Items:
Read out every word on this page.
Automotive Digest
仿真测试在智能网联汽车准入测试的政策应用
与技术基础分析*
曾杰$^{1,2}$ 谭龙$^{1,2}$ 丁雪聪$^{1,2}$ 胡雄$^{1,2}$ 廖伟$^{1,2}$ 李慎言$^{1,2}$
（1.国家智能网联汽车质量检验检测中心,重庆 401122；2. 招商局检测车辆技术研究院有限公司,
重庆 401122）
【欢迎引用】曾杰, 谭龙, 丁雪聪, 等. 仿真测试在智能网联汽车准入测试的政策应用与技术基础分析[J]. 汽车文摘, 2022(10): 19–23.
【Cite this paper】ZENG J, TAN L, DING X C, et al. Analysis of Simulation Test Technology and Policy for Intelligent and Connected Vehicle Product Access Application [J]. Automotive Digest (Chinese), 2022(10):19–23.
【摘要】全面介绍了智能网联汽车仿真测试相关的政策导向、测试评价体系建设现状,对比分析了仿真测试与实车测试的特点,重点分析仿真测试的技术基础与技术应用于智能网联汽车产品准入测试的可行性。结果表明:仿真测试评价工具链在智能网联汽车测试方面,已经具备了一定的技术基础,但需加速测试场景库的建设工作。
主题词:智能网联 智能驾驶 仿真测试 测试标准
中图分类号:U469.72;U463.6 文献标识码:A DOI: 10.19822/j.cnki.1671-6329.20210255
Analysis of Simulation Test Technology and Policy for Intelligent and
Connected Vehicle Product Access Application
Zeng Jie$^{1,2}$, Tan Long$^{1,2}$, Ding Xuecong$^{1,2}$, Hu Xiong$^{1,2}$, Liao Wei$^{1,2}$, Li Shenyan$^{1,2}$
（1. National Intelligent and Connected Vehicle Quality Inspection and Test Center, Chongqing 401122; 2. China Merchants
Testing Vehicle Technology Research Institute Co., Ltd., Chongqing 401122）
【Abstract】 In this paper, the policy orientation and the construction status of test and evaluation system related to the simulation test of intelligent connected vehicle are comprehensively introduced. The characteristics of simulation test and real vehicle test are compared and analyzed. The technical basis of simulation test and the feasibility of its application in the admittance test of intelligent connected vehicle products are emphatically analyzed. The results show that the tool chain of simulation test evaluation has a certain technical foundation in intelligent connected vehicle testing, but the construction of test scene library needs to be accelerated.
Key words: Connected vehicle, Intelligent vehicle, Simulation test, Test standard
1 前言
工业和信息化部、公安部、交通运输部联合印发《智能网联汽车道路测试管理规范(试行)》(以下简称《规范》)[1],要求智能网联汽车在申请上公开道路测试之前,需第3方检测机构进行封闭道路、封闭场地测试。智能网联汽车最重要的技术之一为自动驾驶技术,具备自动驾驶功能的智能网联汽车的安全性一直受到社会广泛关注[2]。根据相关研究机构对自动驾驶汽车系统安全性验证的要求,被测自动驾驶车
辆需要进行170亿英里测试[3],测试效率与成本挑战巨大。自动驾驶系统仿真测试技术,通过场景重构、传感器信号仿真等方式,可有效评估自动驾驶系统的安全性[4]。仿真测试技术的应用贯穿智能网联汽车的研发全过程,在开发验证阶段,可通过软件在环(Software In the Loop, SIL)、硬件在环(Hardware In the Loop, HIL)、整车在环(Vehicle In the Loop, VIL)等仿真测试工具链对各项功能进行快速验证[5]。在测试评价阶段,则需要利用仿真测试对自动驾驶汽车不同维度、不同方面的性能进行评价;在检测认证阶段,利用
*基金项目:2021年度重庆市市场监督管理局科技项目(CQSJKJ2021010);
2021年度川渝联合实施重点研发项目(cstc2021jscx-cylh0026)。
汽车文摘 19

Task:
Word for word, quote all of the data above.

Solution to this problem:
Read out every word on this page.
Automotive Digest
仿真测试在智能网联汽车准入测试的政策应用
与技术基础分析*
曾杰$^{1,2}$ 谭龙$^{1,2}$ 丁雪聪$^{1,2}$ 胡雄$^{1,2}$ 廖伟$^{1,2}$ 李慎言$^{1,2}$
（1.国家智能网联汽车质量检验检测中心,重庆 401122；2. 招商局检测车辆技术研究院有限公司,
重庆 401122）
【欢迎引用】曾杰, 谭龙, 丁雪聪, 等. 仿真测试在智能网联汽车准入测试的政策应用与技术基础分析[J]. 汽车文摘, 2022(10): 19–23.
【Cite this paper】ZENG J, TAN L, DING X C, et al. Analysis of Simulation Test Technology and Policy for Intelligent and Connected Vehicle Product Access Application [J]. Automotive Digest (Chinese), 2022(10):19–23.
【摘要】全面介绍了智能网联汽车仿真测试相关的政策导向、测试评价体系建设现状,对比分析了仿真测试与实车测试的特点,重点分析仿真测试的技术基础与技术应用于智能网联汽车产品准入测试的可行性。结果表明:仿真测试评价工具链在智能网联汽车测试方面,已经具备了一定的技术基础,但需加速测试场景库的建设工作。
主题词:智能网联 智能驾驶 仿真测试 测试标准
中图分类号:U469.72;U463.6 文献标识码:A DOI: 10.19822/j.cnki.1671-6329.20210255
Analysis of Simulation Test Technology and Policy for Intelligent and
Connected Vehicle Product Access Application
Zeng Jie$^{1,2}$, Tan Long$^{1,2}$, Ding Xuecong$^{1,2}$, Hu Xiong$^{1,2}$, Liao Wei$^{1,2}$, Li Shenyan$^{1,2}$
（1. National Intelligent and Connected Vehicle Quality Inspection and Test Center, Chongqing 401122; 2. China Merchants
Testing Vehicle Technology Research Institute Co., Ltd., Chongqing 401122）
【Abstract】 In this paper, the policy orientation and the construction status of test and evaluation system related to the simulation test of intelligent connected vehicle are comprehensively introduced. The characteristics of simulation test and real vehicle test are compared and analyzed. The technical basis of simulation test and the feasibility of its application in the admittance test of intelligent connected vehicle products are emphatically analyzed. The results show that the tool chain of simulation test evaluation has a certain technical foundation in intelligent connected vehicle testing, but the construction of test scene library needs to be accelerated.
Key words: Connected vehicle, Intelligent vehicle, Simulation test, Test standard
1 前言
工业和信息化部、公安部、交通运输部联合印发《智能网联汽车道路测试管理规范(试行)》(以下简称《规范》)[1],要求智能网联汽车在申请上公开道路测试之前,需第3方检测机构进行封闭道路、封闭场地测试。智能网联汽车最重要的技术之一为自动驾驶技术,具备自动驾驶功能的智能网联汽车的安全性一直受到社会广泛关注[2]。根据相关研究机构对自动驾驶汽车系统安全性验证的要求,被测自动驾驶车
辆需要进行170亿英里测试[3],测试效率与成本挑战巨大。自动驾驶系统仿真测试技术,通过场景重构、传感器信号仿真等方式,可有效评估自动驾驶系统的安全性[4]。仿真测试技术的应用贯穿智能网联汽车的研发全过程,在开发验证阶段,可通过软件在环(Software In the Loop, SIL)、硬件在环(Hardware In the Loop, HIL)、整车在环(Vehicle In the Loop, VIL)等仿真测试工具链对各项功能进行快速验证[5]。在测试评价阶段,则需要利用仿真测试对自动驾驶汽车不同维度、不同方面的性能进行评价;在检测认证阶段,利用
*基金项目:2021年度重庆市市场监督管理局科技项目(CQSJKJ2021010);
2021年度川渝联合实施重点研发项目(cstc2021jscx-cylh0026)。
汽车文摘 19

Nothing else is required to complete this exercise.